### Exercise details
How many lines in the entries below contain "tincidunt"? Answer with the number only.

### Records supplied

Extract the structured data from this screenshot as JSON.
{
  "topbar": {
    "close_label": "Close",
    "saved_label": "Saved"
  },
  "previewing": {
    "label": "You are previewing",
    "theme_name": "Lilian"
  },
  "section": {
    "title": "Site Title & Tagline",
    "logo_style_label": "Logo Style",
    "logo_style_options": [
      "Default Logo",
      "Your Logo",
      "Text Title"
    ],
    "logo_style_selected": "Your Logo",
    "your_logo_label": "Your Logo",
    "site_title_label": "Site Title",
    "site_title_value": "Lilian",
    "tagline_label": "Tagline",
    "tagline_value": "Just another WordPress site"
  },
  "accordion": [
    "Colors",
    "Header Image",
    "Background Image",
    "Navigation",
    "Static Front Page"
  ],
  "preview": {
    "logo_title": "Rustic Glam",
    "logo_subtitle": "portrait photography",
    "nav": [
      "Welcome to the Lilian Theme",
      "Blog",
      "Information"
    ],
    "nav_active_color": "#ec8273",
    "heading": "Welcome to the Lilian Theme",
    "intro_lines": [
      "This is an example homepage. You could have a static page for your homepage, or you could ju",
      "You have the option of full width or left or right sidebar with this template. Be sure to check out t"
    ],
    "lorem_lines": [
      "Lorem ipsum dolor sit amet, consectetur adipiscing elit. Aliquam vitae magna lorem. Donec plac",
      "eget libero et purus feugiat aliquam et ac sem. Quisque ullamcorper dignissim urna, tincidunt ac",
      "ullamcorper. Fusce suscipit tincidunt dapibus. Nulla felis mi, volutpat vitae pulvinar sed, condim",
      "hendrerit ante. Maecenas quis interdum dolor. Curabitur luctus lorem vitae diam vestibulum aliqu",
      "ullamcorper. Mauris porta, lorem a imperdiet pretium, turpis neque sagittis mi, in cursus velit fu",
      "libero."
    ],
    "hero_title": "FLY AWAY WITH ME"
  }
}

### Task result
2